■ **WHAT IS ASKED**
Read the lines that follow and pick out every one containing the word "reading".

Saved entries:
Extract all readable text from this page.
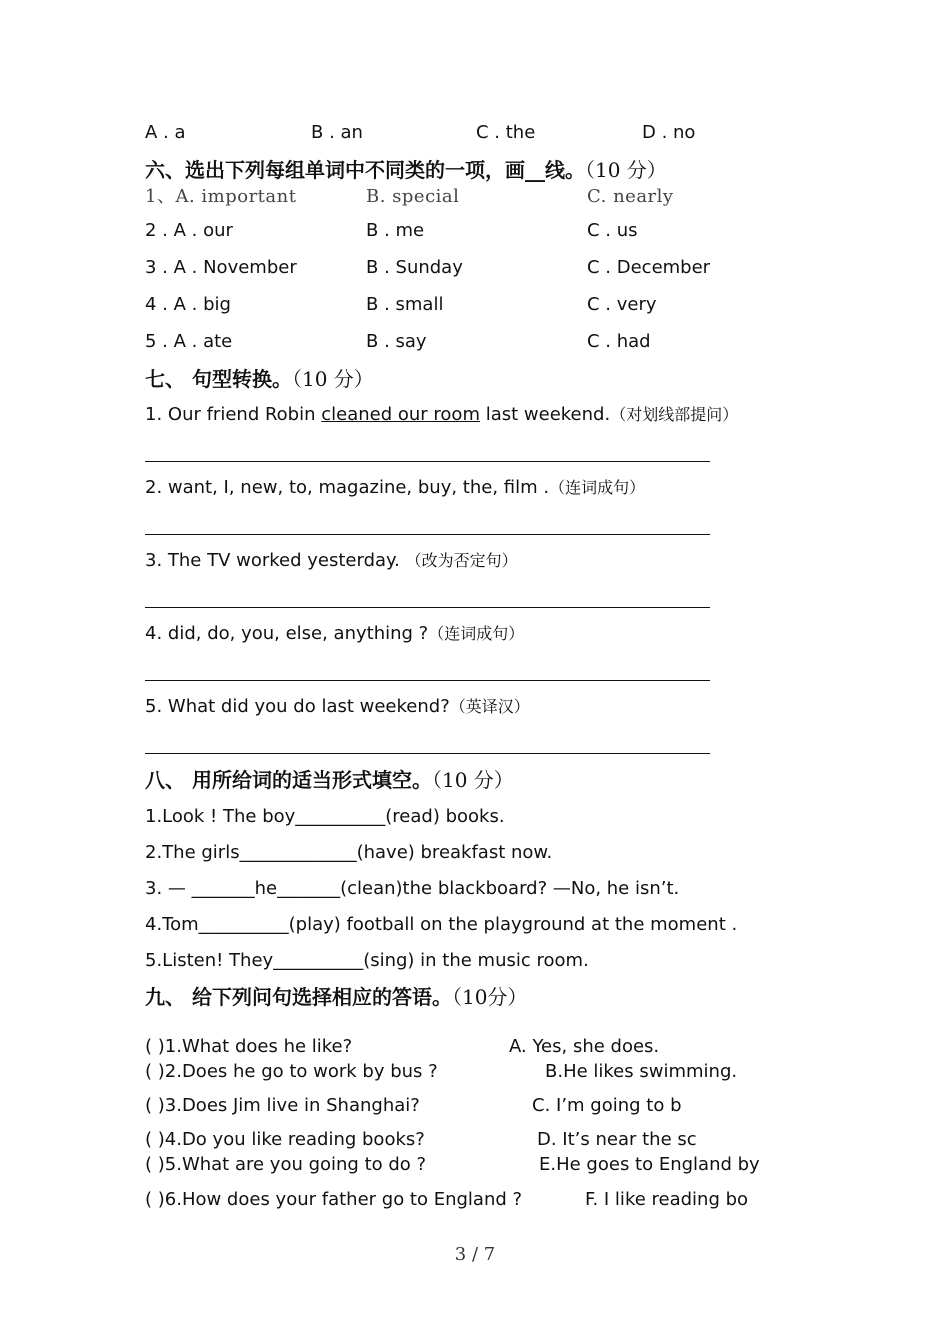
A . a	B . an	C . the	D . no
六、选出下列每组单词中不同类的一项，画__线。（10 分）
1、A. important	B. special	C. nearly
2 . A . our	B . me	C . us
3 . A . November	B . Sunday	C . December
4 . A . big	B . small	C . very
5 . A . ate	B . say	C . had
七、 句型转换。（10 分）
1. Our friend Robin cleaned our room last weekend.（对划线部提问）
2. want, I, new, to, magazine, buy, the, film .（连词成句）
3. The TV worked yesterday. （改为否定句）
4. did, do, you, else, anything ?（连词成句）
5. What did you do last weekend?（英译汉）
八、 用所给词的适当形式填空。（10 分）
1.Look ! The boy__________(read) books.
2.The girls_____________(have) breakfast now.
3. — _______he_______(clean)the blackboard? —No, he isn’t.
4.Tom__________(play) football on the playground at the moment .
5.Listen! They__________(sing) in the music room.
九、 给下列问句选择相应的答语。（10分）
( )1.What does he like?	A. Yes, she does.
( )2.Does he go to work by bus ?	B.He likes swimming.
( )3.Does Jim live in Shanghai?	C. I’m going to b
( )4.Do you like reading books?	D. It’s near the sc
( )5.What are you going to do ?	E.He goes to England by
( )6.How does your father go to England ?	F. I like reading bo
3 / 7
--
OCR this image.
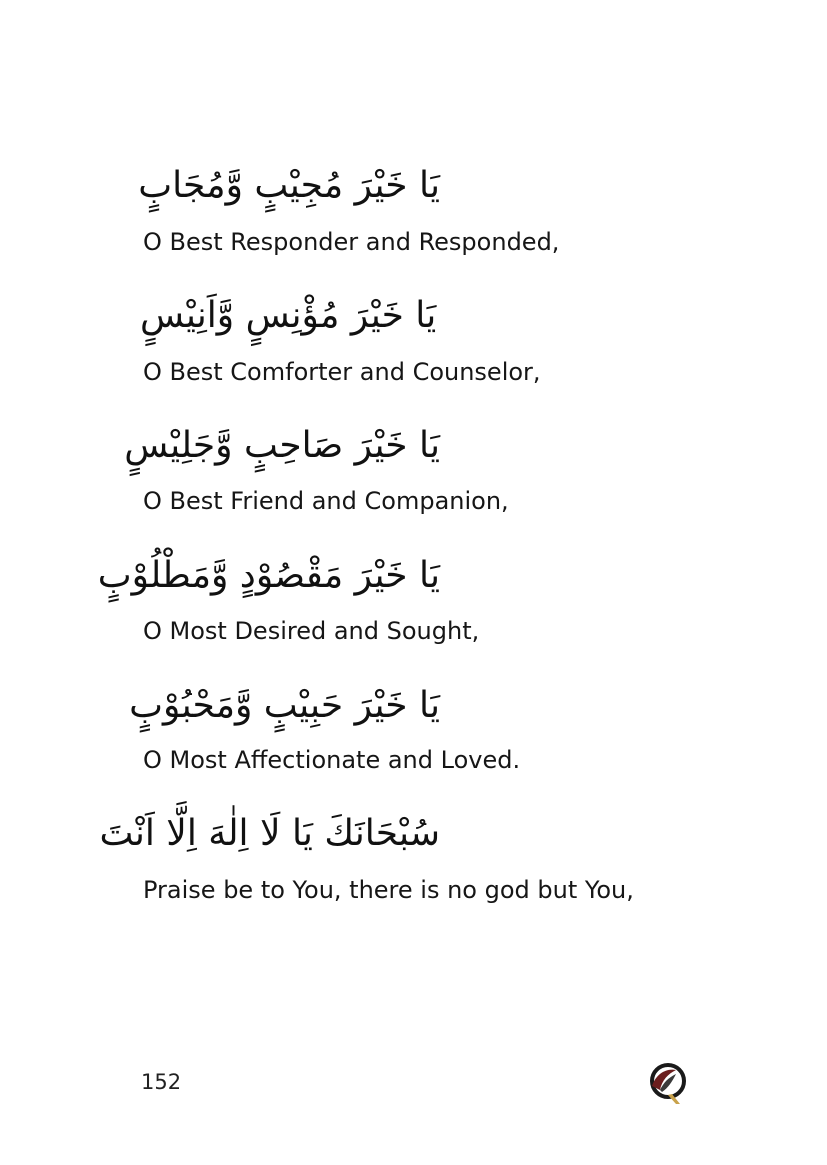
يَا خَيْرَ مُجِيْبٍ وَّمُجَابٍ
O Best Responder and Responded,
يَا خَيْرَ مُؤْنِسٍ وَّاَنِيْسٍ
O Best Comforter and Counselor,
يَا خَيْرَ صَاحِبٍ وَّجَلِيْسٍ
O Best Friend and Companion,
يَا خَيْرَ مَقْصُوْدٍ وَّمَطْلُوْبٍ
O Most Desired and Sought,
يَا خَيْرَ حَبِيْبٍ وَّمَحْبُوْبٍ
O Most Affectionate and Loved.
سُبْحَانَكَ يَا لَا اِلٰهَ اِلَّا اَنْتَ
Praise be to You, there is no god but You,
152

■ **RESPONSE TO THIS EXERCISE**
( )4.Do you like reading books?	D. It’s near the sc
( )6.How does your father go to England ?	F. I like reading bo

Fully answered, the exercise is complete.